*The task*: Wherever the word "into" shows up in a line, please copy that line.

*Information given*:
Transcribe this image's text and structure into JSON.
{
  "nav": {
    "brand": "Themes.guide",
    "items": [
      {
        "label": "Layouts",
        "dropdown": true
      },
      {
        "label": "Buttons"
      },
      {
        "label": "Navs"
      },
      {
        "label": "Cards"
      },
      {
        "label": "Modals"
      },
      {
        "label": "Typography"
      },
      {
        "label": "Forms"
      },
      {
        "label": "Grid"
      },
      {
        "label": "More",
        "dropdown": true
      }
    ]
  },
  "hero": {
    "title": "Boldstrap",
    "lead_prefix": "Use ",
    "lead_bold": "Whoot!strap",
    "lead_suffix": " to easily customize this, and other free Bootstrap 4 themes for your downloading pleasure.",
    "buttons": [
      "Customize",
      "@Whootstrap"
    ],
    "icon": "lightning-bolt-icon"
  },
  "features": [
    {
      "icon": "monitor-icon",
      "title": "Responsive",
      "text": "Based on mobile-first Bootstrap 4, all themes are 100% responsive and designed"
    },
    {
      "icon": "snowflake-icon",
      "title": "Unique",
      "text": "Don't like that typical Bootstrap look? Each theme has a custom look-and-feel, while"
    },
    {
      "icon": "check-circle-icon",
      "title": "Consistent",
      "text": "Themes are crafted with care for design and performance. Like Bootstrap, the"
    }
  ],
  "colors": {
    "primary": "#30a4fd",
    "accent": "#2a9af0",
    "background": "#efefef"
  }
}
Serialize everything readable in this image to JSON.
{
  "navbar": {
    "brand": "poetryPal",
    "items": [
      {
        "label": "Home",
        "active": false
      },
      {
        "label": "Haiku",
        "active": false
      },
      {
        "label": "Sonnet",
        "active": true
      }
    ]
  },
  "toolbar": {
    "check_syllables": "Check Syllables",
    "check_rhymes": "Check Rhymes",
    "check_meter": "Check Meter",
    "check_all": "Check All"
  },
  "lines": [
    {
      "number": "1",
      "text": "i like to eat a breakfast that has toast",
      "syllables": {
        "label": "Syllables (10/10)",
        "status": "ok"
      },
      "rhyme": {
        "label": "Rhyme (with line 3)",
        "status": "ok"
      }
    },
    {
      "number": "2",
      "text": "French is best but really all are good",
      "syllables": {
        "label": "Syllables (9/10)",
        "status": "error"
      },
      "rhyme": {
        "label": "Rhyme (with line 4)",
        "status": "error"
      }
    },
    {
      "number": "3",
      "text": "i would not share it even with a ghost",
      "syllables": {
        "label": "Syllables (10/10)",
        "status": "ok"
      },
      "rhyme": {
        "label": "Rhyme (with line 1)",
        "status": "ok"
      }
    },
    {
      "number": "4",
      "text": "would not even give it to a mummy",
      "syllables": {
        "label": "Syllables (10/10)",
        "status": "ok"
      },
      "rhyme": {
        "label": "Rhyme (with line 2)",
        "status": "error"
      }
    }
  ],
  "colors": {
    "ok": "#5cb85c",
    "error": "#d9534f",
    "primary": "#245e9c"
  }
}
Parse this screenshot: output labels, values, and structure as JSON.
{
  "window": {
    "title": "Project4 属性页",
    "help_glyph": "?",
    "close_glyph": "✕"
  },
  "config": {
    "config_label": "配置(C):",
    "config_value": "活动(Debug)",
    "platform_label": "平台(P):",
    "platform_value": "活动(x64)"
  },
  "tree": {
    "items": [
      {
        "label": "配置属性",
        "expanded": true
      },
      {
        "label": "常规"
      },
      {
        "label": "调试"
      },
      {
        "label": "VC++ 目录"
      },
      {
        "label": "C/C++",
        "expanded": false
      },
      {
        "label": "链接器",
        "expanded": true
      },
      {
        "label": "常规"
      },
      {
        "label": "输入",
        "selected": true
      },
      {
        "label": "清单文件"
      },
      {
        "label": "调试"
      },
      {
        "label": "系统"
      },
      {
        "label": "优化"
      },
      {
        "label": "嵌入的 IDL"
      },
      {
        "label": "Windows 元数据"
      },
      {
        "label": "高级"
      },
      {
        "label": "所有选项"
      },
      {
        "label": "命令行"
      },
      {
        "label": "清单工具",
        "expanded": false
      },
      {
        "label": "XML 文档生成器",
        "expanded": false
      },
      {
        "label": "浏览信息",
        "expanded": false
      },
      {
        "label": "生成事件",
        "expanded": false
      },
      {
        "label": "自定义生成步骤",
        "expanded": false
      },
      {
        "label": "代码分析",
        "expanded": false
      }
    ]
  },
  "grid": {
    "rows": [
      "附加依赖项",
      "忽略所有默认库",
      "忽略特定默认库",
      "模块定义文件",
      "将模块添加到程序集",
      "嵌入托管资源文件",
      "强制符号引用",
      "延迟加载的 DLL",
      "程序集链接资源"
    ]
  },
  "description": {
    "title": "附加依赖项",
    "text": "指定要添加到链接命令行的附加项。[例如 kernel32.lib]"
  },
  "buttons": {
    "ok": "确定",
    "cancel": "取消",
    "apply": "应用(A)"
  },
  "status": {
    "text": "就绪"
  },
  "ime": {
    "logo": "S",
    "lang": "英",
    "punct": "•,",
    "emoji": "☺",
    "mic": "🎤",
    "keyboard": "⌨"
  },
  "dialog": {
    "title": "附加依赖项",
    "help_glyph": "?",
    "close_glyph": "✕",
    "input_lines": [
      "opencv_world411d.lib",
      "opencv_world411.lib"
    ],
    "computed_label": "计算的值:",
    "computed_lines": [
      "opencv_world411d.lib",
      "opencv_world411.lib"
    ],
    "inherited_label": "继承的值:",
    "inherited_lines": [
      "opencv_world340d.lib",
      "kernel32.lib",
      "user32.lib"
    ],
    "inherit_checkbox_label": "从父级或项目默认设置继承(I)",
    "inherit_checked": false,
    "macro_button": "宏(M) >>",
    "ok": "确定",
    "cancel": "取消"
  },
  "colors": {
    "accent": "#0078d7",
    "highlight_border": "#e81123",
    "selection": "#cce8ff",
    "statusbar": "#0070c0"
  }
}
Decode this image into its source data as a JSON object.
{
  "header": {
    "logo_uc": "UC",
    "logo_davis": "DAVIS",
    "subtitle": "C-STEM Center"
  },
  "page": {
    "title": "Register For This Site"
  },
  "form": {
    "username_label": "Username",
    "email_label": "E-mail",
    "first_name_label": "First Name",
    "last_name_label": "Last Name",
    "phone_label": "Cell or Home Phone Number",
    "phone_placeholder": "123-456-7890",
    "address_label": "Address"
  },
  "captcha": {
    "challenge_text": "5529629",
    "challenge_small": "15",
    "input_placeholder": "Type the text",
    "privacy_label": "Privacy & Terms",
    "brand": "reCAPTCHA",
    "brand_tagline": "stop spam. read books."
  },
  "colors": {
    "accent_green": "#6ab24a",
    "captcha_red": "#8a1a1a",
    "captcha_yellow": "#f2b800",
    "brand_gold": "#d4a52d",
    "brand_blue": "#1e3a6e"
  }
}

*The solution*:
Transcribe this image's text and structure into JSON.
Decode this image into its source data as a JSON object.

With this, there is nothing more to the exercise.